● DATASET EXCERPTS:

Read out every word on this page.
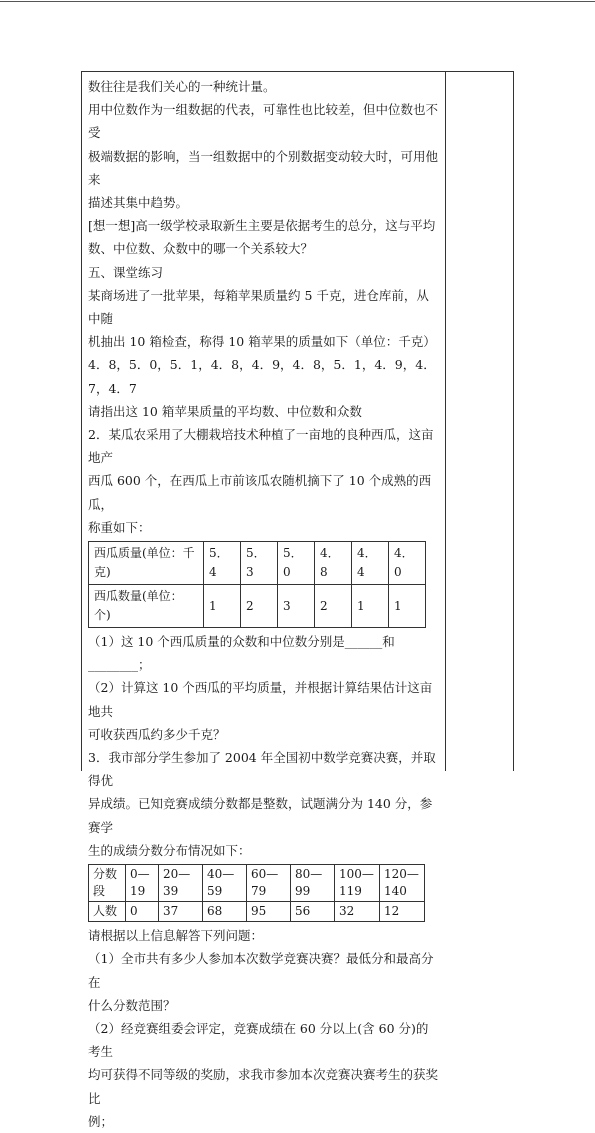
数往往是我们关心的一种统计量。

用中位数作为一组数据的代表，可靠性也比较差，但中位数也不受

极端数据的影响，当一组数据中的个别数据变动较大时，可用他来

描述其集中趋势。

[想一想]高一级学校录取新生主要是依据考生的总分，这与平均

数、中位数、众数中的哪一个关系较大？

五、课堂练习

某商场进了一批苹果，每箱苹果质量约 5 千克，进仓库前，从中随

机抽出 10 箱检查，称得 10 箱苹果的质量如下（单位：千克）

4．8，5．0，5．1，4．8，4．9，4．8，5．1，4．9，4．7，4．7

请指出这 10 箱苹果质量的平均数、中位数和众数

2．某瓜农采用了大棚栽培技术种植了一亩地的良种西瓜，这亩地产

西瓜 600 个，在西瓜上市前该瓜农随机摘下了 10 个成熟的西瓜，

称重如下：

西瓜质量(单位：千克)	5．4	5．3	5．0	4．8	4．4	4．0
西瓜数量(单位：个)	1	2	3	2	1	1

（1）这 10 个西瓜质量的众数和中位数分别是______和________；

（2）计算这 10 个西瓜的平均质量，并根据计算结果估计这亩地共

可收获西瓜约多少千克？

3．我市部分学生参加了 2004 年全国初中数学竞赛决赛，并取得优

异成绩。已知竞赛成绩分数都是整数，试题满分为 140 分，参赛学

生的成绩分数分布情况如下：

分数段	0—19	20—39	40—59	60—79	80—99	100—119	120—140
人数	0	37	68	95	56	32	12

请根据以上信息解答下列问题：

（1）全市共有多少人参加本次数学竞赛决赛？最低分和最高分在

什么分数范围？

（2）经竞赛组委会评定，竞赛成绩在 60 分以上(含 60 分)的考生

均可获得不同等级的奖励，求我市参加本次竞赛决赛考生的获奖比

例；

● AIM OF THE EXERCISE: Nothing but the pictures may be dropped; output the records above exactly.

● FULL ANSWER:
Read out every word on this page.
数往往是我们关心的一种统计量。

用中位数作为一组数据的代表，可靠性也比较差，但中位数也不受

极端数据的影响，当一组数据中的个别数据变动较大时，可用他来

描述其集中趋势。

[想一想]高一级学校录取新生主要是依据考生的总分，这与平均

数、中位数、众数中的哪一个关系较大？

五、课堂练习

某商场进了一批苹果，每箱苹果质量约 5 千克，进仓库前，从中随

机抽出 10 箱检查，称得 10 箱苹果的质量如下（单位：千克）

4．8，5．0，5．1，4．8，4．9，4．8，5．1，4．9，4．7，4．7

请指出这 10 箱苹果质量的平均数、中位数和众数

2．某瓜农采用了大棚栽培技术种植了一亩地的良种西瓜，这亩地产

西瓜 600 个，在西瓜上市前该瓜农随机摘下了 10 个成熟的西瓜，

称重如下：

西瓜质量(单位：千克)	5．4	5．3	5．0	4．8	4．4	4．0
西瓜数量(单位：个)	1	2	3	2	1	1

（1）这 10 个西瓜质量的众数和中位数分别是______和________；

（2）计算这 10 个西瓜的平均质量，并根据计算结果估计这亩地共

可收获西瓜约多少千克？

3．我市部分学生参加了 2004 年全国初中数学竞赛决赛，并取得优

异成绩。已知竞赛成绩分数都是整数，试题满分为 140 分，参赛学

生的成绩分数分布情况如下：

分数段	0—19	20—39	40—59	60—79	80—99	100—119	120—140
人数	0	37	68	95	56	32	12

请根据以上信息解答下列问题：

（1）全市共有多少人参加本次数学竞赛决赛？最低分和最高分在

什么分数范围？

（2）经竞赛组委会评定，竞赛成绩在 60 分以上(含 60 分)的考生

均可获得不同等级的奖励，求我市参加本次竞赛决赛考生的获奖比

例；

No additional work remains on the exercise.